(Recorded data)
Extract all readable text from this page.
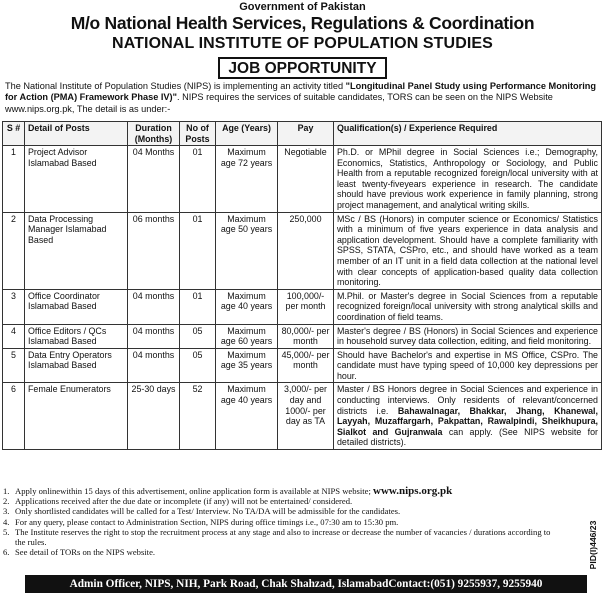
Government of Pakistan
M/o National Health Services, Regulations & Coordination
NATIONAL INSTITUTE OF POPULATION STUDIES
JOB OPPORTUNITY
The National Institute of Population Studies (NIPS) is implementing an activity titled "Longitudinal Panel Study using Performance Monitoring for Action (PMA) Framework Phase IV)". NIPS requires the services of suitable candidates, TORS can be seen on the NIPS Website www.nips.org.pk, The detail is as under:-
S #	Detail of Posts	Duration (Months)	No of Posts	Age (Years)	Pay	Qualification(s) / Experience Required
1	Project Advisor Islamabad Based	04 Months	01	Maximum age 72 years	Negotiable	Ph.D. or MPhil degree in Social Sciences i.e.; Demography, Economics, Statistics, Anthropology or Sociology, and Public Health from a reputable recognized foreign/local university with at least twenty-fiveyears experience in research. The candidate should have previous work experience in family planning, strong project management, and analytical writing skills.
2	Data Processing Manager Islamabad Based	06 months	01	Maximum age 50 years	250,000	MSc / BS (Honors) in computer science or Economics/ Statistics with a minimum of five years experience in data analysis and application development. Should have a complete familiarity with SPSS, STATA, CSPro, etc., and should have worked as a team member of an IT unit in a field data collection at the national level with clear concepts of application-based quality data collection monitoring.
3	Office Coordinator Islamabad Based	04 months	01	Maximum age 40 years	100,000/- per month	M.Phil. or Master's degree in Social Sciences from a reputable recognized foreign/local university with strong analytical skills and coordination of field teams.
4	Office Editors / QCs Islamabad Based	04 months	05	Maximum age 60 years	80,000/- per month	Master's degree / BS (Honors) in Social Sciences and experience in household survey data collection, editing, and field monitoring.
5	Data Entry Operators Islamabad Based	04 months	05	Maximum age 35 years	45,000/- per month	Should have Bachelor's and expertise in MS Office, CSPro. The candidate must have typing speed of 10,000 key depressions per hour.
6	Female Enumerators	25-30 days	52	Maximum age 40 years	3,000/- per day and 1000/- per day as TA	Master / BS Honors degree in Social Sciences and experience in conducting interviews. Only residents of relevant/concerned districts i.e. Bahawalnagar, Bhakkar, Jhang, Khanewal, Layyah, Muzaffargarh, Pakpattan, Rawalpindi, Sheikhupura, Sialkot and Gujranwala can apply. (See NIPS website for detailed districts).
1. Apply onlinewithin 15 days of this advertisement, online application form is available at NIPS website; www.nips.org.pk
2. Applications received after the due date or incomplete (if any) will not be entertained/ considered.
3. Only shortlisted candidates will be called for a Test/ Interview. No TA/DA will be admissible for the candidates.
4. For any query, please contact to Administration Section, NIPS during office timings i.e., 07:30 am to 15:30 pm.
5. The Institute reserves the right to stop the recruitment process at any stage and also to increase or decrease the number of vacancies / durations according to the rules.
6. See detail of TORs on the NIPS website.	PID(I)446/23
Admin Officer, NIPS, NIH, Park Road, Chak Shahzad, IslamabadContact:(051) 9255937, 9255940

-- WHAT TO DO --
Pictures excluded, quote all the data above exactly.

-- OUTPUT BELOW --
Extract all readable text from this page.
Government of Pakistan
M/o National Health Services, Regulations & Coordination
NATIONAL INSTITUTE OF POPULATION STUDIES
JOB OPPORTUNITY
The National Institute of Population Studies (NIPS) is implementing an activity titled "Longitudinal Panel Study using Performance Monitoring for Action (PMA) Framework Phase IV)". NIPS requires the services of suitable candidates, TORS can be seen on the NIPS Website www.nips.org.pk, The detail is as under:-
S #	Detail of Posts	Duration (Months)	No of Posts	Age (Years)	Pay	Qualification(s) / Experience Required
1	Project Advisor Islamabad Based	04 Months	01	Maximum age 72 years	Negotiable	Ph.D. or MPhil degree in Social Sciences i.e.; Demography, Economics, Statistics, Anthropology or Sociology, and Public Health from a reputable recognized foreign/local university with at least twenty-fiveyears experience in research. The candidate should have previous work experience in family planning, strong project management, and analytical writing skills.
2	Data Processing Manager Islamabad Based	06 months	01	Maximum age 50 years	250,000	MSc / BS (Honors) in computer science or Economics/ Statistics with a minimum of five years experience in data analysis and application development. Should have a complete familiarity with SPSS, STATA, CSPro, etc., and should have worked as a team member of an IT unit in a field data collection at the national level with clear concepts of application-based quality data collection monitoring.
3	Office Coordinator Islamabad Based	04 months	01	Maximum age 40 years	100,000/- per month	M.Phil. or Master's degree in Social Sciences from a reputable recognized foreign/local university with strong analytical skills and coordination of field teams.
4	Office Editors / QCs Islamabad Based	04 months	05	Maximum age 60 years	80,000/- per month	Master's degree / BS (Honors) in Social Sciences and experience in household survey data collection, editing, and field monitoring.
5	Data Entry Operators Islamabad Based	04 months	05	Maximum age 35 years	45,000/- per month	Should have Bachelor's and expertise in MS Office, CSPro. The candidate must have typing speed of 10,000 key depressions per hour.
6	Female Enumerators	25-30 days	52	Maximum age 40 years	3,000/- per day and 1000/- per day as TA	Master / BS Honors degree in Social Sciences and experience in conducting interviews. Only residents of relevant/concerned districts i.e. Bahawalnagar, Bhakkar, Jhang, Khanewal, Layyah, Muzaffargarh, Pakpattan, Rawalpindi, Sheikhupura, Sialkot and Gujranwala can apply. (See NIPS website for detailed districts).
1. Apply onlinewithin 15 days of this advertisement, online application form is available at NIPS website; www.nips.org.pk
2. Applications received after the due date or incomplete (if any) will not be entertained/ considered.
3. Only shortlisted candidates will be called for a Test/ Interview. No TA/DA will be admissible for the candidates.
4. For any query, please contact to Administration Section, NIPS during office timings i.e., 07:30 am to 15:30 pm.
5. The Institute reserves the right to stop the recruitment process at any stage and also to increase or decrease the number of vacancies / durations according to the rules.
6. See detail of TORs on the NIPS website.	PID(I)446/23
Admin Officer, NIPS, NIH, Park Road, Chak Shahzad, IslamabadContact:(051) 9255937, 9255940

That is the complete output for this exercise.